[Extracts from a graphics dataset]
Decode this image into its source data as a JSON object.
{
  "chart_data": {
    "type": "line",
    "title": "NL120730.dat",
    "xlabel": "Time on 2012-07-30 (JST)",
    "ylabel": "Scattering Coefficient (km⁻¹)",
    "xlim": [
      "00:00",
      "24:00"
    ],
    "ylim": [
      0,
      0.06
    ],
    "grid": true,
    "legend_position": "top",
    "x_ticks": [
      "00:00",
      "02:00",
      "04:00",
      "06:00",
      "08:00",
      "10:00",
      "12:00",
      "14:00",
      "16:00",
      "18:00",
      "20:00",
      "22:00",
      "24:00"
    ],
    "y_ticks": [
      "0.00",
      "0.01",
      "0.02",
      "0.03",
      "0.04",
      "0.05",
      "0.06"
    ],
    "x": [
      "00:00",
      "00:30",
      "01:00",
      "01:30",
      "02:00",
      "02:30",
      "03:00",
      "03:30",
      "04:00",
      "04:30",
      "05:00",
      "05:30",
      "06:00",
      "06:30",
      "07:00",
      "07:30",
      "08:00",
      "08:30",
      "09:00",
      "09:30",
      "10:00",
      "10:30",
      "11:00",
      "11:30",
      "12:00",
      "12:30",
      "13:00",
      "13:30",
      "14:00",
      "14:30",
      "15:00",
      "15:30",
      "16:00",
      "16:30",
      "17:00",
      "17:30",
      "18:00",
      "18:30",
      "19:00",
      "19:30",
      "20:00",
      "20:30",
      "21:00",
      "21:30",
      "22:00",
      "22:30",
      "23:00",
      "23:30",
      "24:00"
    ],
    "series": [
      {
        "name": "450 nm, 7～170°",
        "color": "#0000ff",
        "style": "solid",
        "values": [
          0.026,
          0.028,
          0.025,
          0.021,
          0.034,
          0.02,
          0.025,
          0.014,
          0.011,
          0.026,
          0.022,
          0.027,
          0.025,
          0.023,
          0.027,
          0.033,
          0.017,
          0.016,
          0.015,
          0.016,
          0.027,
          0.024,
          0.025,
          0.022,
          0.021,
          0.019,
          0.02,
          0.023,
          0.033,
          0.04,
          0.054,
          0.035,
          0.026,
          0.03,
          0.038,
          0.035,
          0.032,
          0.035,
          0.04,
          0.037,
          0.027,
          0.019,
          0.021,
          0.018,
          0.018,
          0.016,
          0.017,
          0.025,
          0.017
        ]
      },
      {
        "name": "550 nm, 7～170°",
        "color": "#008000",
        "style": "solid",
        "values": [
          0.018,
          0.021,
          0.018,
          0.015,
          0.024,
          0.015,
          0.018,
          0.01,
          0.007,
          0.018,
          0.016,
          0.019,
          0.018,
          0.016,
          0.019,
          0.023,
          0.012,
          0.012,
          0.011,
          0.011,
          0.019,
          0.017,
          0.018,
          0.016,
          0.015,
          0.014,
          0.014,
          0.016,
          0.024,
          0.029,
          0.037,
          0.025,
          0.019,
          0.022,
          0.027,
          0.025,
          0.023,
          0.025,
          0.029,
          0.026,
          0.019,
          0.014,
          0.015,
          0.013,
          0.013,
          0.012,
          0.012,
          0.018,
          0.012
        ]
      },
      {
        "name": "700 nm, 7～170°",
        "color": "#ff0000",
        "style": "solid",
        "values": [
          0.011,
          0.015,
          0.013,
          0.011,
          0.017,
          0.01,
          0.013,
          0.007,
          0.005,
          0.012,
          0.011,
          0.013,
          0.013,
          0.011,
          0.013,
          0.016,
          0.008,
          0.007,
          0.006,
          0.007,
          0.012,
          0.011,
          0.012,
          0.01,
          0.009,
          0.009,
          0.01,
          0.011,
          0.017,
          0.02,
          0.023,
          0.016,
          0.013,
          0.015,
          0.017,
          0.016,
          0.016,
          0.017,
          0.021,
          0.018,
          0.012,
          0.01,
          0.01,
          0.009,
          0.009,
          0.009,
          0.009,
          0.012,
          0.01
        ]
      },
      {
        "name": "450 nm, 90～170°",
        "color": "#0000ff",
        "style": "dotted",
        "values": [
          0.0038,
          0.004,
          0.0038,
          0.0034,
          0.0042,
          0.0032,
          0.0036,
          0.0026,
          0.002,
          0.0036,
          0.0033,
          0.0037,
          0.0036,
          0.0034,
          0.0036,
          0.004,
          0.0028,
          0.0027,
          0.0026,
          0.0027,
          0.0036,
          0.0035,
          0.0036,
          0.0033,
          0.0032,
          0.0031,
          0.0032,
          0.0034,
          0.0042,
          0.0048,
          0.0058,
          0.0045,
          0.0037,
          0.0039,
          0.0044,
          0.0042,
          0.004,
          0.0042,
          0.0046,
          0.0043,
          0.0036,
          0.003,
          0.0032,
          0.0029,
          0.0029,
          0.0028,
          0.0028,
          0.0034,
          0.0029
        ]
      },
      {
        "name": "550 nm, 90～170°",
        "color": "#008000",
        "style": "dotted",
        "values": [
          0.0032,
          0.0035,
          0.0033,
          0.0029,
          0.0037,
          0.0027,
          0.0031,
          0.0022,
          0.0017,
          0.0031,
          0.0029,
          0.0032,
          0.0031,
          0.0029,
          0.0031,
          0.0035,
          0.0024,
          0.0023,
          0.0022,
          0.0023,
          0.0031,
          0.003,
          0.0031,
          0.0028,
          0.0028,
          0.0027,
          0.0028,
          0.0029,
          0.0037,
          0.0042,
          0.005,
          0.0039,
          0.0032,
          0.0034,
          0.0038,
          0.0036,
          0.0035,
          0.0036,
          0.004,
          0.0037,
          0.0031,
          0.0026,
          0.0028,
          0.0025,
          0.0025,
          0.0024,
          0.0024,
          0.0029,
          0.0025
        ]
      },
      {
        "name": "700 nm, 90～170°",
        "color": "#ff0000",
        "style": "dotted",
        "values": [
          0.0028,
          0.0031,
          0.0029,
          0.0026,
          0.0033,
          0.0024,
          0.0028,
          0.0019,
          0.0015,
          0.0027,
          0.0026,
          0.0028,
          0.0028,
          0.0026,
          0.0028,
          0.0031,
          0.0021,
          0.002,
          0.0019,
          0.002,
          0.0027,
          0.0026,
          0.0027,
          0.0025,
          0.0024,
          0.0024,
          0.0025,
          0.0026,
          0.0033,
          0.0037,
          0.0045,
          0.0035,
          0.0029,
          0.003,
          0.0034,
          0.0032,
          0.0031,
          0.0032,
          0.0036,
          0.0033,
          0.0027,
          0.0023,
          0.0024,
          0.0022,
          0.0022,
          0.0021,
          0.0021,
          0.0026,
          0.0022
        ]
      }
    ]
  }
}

* _DIRECTIONS FOR THIS TASK_: The records above should be duplicated in full, exactly as given.

* _OUTPUT FOR THIS TASK_:
Decode this image into its source data as a JSON object.
{
  "chart_data": {
    "type": "line",
    "title": "NL120730.dat",
    "xlabel": "Time on 2012-07-30 (JST)",
    "ylabel": "Scattering Coefficient (km⁻¹)",
    "xlim": [
      "00:00",
      "24:00"
    ],
    "ylim": [
      0,
      0.06
    ],
    "grid": true,
    "legend_position": "top",
    "x_ticks": [
      "00:00",
      "02:00",
      "04:00",
      "06:00",
      "08:00",
      "10:00",
      "12:00",
      "14:00",
      "16:00",
      "18:00",
      "20:00",
      "22:00",
      "24:00"
    ],
    "y_ticks": [
      "0.00",
      "0.01",
      "0.02",
      "0.03",
      "0.04",
      "0.05",
      "0.06"
    ],
    "x": [
      "00:00",
      "00:30",
      "01:00",
      "01:30",
      "02:00",
      "02:30",
      "03:00",
      "03:30",
      "04:00",
      "04:30",
      "05:00",
      "05:30",
      "06:00",
      "06:30",
      "07:00",
      "07:30",
      "08:00",
      "08:30",
      "09:00",
      "09:30",
      "10:00",
      "10:30",
      "11:00",
      "11:30",
      "12:00",
      "12:30",
      "13:00",
      "13:30",
      "14:00",
      "14:30",
      "15:00",
      "15:30",
      "16:00",
      "16:30",
      "17:00",
      "17:30",
      "18:00",
      "18:30",
      "19:00",
      "19:30",
      "20:00",
      "20:30",
      "21:00",
      "21:30",
      "22:00",
      "22:30",
      "23:00",
      "23:30",
      "24:00"
    ],
    "series": [
      {
        "name": "450 nm, 7～170°",
        "color": "#0000ff",
        "style": "solid",
        "values": [
          0.026,
          0.028,
          0.025,
          0.021,
          0.034,
          0.02,
          0.025,
          0.014,
          0.011,
          0.026,
          0.022,
          0.027,
          0.025,
          0.023,
          0.027,
          0.033,
          0.017,
          0.016,
          0.015,
          0.016,
          0.027,
          0.024,
          0.025,
          0.022,
          0.021,
          0.019,
          0.02,
          0.023,
          0.033,
          0.04,
          0.054,
          0.035,
          0.026,
          0.03,
          0.038,
          0.035,
          0.032,
          0.035,
          0.04,
          0.037,
          0.027,
          0.019,
          0.021,
          0.018,
          0.018,
          0.016,
          0.017,
          0.025,
          0.017
        ]
      },
      {
        "name": "550 nm, 7～170°",
        "color": "#008000",
        "style": "solid",
        "values": [
          0.018,
          0.021,
          0.018,
          0.015,
          0.024,
          0.015,
          0.018,
          0.01,
          0.007,
          0.018,
          0.016,
          0.019,
          0.018,
          0.016,
          0.019,
          0.023,
          0.012,
          0.012,
          0.011,
          0.011,
          0.019,
          0.017,
          0.018,
          0.016,
          0.015,
          0.014,
          0.014,
          0.016,
          0.024,
          0.029,
          0.037,
          0.025,
          0.019,
          0.022,
          0.027,
          0.025,
          0.023,
          0.025,
          0.029,
          0.026,
          0.019,
          0.014,
          0.015,
          0.013,
          0.013,
          0.012,
          0.012,
          0.018,
          0.012
        ]
      },
      {
        "name": "700 nm, 7～170°",
        "color": "#ff0000",
        "style": "solid",
        "values": [
          0.011,
          0.015,
          0.013,
          0.011,
          0.017,
          0.01,
          0.013,
          0.007,
          0.005,
          0.012,
          0.011,
          0.013,
          0.013,
          0.011,
          0.013,
          0.016,
          0.008,
          0.007,
          0.006,
          0.007,
          0.012,
          0.011,
          0.012,
          0.01,
          0.009,
          0.009,
          0.01,
          0.011,
          0.017,
          0.02,
          0.023,
          0.016,
          0.013,
          0.015,
          0.017,
          0.016,
          0.016,
          0.017,
          0.021,
          0.018,
          0.012,
          0.01,
          0.01,
          0.009,
          0.009,
          0.009,
          0.009,
          0.012,
          0.01
        ]
      },
      {
        "name": "450 nm, 90～170°",
        "color": "#0000ff",
        "style": "dotted",
        "values": [
          0.0038,
          0.004,
          0.0038,
          0.0034,
          0.0042,
          0.0032,
          0.0036,
          0.0026,
          0.002,
          0.0036,
          0.0033,
          0.0037,
          0.0036,
          0.0034,
          0.0036,
          0.004,
          0.0028,
          0.0027,
          0.0026,
          0.0027,
          0.0036,
          0.0035,
          0.0036,
          0.0033,
          0.0032,
          0.0031,
          0.0032,
          0.0034,
          0.0042,
          0.0048,
          0.0058,
          0.0045,
          0.0037,
          0.0039,
          0.0044,
          0.0042,
          0.004,
          0.0042,
          0.0046,
          0.0043,
          0.0036,
          0.003,
          0.0032,
          0.0029,
          0.0029,
          0.0028,
          0.0028,
          0.0034,
          0.0029
        ]
      },
      {
        "name": "550 nm, 90～170°",
        "color": "#008000",
        "style": "dotted",
        "values": [
          0.0032,
          0.0035,
          0.0033,
          0.0029,
          0.0037,
          0.0027,
          0.0031,
          0.0022,
          0.0017,
          0.0031,
          0.0029,
          0.0032,
          0.0031,
          0.0029,
          0.0031,
          0.0035,
          0.0024,
          0.0023,
          0.0022,
          0.0023,
          0.0031,
          0.003,
          0.0031,
          0.0028,
          0.0028,
          0.0027,
          0.0028,
          0.0029,
          0.0037,
          0.0042,
          0.005,
          0.0039,
          0.0032,
          0.0034,
          0.0038,
          0.0036,
          0.0035,
          0.0036,
          0.004,
          0.0037,
          0.0031,
          0.0026,
          0.0028,
          0.0025,
          0.0025,
          0.0024,
          0.0024,
          0.0029,
          0.0025
        ]
      },
      {
        "name": "700 nm, 90～170°",
        "color": "#ff0000",
        "style": "dotted",
        "values": [
          0.0028,
          0.0031,
          0.0029,
          0.0026,
          0.0033,
          0.0024,
          0.0028,
          0.0019,
          0.0015,
          0.0027,
          0.0026,
          0.0028,
          0.0028,
          0.0026,
          0.0028,
          0.0031,
          0.0021,
          0.002,
          0.0019,
          0.002,
          0.0027,
          0.0026,
          0.0027,
          0.0025,
          0.0024,
          0.0024,
          0.0025,
          0.0026,
          0.0033,
          0.0037,
          0.0045,
          0.0035,
          0.0029,
          0.003,
          0.0034,
          0.0032,
          0.0031,
          0.0032,
          0.0036,
          0.0033,
          0.0027,
          0.0023,
          0.0024,
          0.0022,
          0.0022,
          0.0021,
          0.0021,
          0.0026,
          0.0022
        ]
      }
    ]
  }
}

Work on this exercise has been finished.